▶ **THE REQUEST**
Provide the data again in its entirety, exactly as given.

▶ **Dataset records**
—————

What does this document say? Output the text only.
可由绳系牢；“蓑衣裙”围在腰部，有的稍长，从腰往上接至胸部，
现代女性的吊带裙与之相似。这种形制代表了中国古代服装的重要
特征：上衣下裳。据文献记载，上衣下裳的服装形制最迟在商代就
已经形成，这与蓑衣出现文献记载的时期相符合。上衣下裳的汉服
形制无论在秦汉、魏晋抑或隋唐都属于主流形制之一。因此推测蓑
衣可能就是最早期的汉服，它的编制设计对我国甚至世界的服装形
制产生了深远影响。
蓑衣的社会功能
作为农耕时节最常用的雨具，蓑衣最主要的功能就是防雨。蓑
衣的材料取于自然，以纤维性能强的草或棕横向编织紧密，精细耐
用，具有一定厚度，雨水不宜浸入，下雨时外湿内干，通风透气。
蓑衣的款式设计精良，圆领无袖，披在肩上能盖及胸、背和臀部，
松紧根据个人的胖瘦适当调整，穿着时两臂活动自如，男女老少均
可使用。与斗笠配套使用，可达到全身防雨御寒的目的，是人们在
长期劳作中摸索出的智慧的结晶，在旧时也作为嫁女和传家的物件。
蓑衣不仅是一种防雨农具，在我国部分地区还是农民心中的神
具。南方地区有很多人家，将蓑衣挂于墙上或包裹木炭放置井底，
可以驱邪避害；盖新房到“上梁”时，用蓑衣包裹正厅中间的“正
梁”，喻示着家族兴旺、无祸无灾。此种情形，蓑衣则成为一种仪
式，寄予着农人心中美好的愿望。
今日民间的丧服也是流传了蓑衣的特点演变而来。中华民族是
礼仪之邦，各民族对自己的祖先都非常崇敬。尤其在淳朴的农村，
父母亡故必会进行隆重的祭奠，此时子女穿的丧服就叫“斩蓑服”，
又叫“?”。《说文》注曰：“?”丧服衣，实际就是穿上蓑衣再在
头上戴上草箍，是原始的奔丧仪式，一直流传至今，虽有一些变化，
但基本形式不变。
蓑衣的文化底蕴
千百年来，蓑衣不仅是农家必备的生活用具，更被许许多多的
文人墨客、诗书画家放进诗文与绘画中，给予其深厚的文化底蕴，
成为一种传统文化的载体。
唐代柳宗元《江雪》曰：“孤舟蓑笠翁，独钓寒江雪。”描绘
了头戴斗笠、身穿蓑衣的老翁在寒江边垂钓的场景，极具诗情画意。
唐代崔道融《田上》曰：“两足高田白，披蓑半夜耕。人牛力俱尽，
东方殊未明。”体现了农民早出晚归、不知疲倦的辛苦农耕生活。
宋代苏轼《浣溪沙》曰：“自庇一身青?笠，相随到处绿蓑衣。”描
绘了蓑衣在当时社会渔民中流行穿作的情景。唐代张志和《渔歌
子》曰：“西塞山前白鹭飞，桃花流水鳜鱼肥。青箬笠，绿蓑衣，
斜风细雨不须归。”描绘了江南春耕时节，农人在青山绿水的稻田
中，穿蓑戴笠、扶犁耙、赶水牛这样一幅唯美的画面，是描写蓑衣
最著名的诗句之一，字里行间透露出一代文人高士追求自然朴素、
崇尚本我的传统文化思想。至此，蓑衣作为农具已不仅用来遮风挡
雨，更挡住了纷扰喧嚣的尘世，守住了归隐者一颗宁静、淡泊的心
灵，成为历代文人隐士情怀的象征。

—————

▶ **RESPONSE BELOW**
What does this document say? Output the text only.
可由绳系牢；“蓑衣裙”围在腰部，有的稍长，从腰往上接至胸部，
现代女性的吊带裙与之相似。这种形制代表了中国古代服装的重要
特征：上衣下裳。据文献记载，上衣下裳的服装形制最迟在商代就
已经形成，这与蓑衣出现文献记载的时期相符合。上衣下裳的汉服
形制无论在秦汉、魏晋抑或隋唐都属于主流形制之一。因此推测蓑
衣可能就是最早期的汉服，它的编制设计对我国甚至世界的服装形
制产生了深远影响。
蓑衣的社会功能
作为农耕时节最常用的雨具，蓑衣最主要的功能就是防雨。蓑
衣的材料取于自然，以纤维性能强的草或棕横向编织紧密，精细耐
用，具有一定厚度，雨水不宜浸入，下雨时外湿内干，通风透气。
蓑衣的款式设计精良，圆领无袖，披在肩上能盖及胸、背和臀部，
松紧根据个人的胖瘦适当调整，穿着时两臂活动自如，男女老少均
可使用。与斗笠配套使用，可达到全身防雨御寒的目的，是人们在
长期劳作中摸索出的智慧的结晶，在旧时也作为嫁女和传家的物件。
蓑衣不仅是一种防雨农具，在我国部分地区还是农民心中的神
具。南方地区有很多人家，将蓑衣挂于墙上或包裹木炭放置井底，
可以驱邪避害；盖新房到“上梁”时，用蓑衣包裹正厅中间的“正
梁”，喻示着家族兴旺、无祸无灾。此种情形，蓑衣则成为一种仪
式，寄予着农人心中美好的愿望。
今日民间的丧服也是流传了蓑衣的特点演变而来。中华民族是
礼仪之邦，各民族对自己的祖先都非常崇敬。尤其在淳朴的农村，
父母亡故必会进行隆重的祭奠，此时子女穿的丧服就叫“斩蓑服”，
又叫“?”。《说文》注曰：“?”丧服衣，实际就是穿上蓑衣再在
头上戴上草箍，是原始的奔丧仪式，一直流传至今，虽有一些变化，
但基本形式不变。
蓑衣的文化底蕴
千百年来，蓑衣不仅是农家必备的生活用具，更被许许多多的
文人墨客、诗书画家放进诗文与绘画中，给予其深厚的文化底蕴，
成为一种传统文化的载体。
唐代柳宗元《江雪》曰：“孤舟蓑笠翁，独钓寒江雪。”描绘
了头戴斗笠、身穿蓑衣的老翁在寒江边垂钓的场景，极具诗情画意。
唐代崔道融《田上》曰：“两足高田白，披蓑半夜耕。人牛力俱尽，
东方殊未明。”体现了农民早出晚归、不知疲倦的辛苦农耕生活。
宋代苏轼《浣溪沙》曰：“自庇一身青?笠，相随到处绿蓑衣。”描
绘了蓑衣在当时社会渔民中流行穿作的情景。唐代张志和《渔歌
子》曰：“西塞山前白鹭飞，桃花流水鳜鱼肥。青箬笠，绿蓑衣，
斜风细雨不须归。”描绘了江南春耕时节，农人在青山绿水的稻田
中，穿蓑戴笠、扶犁耙、赶水牛这样一幅唯美的画面，是描写蓑衣
最著名的诗句之一，字里行间透露出一代文人高士追求自然朴素、
崇尚本我的传统文化思想。至此，蓑衣作为农具已不仅用来遮风挡
雨，更挡住了纷扰喧嚣的尘世，守住了归隐者一颗宁静、淡泊的心
灵，成为历代文人隐士情怀的象征。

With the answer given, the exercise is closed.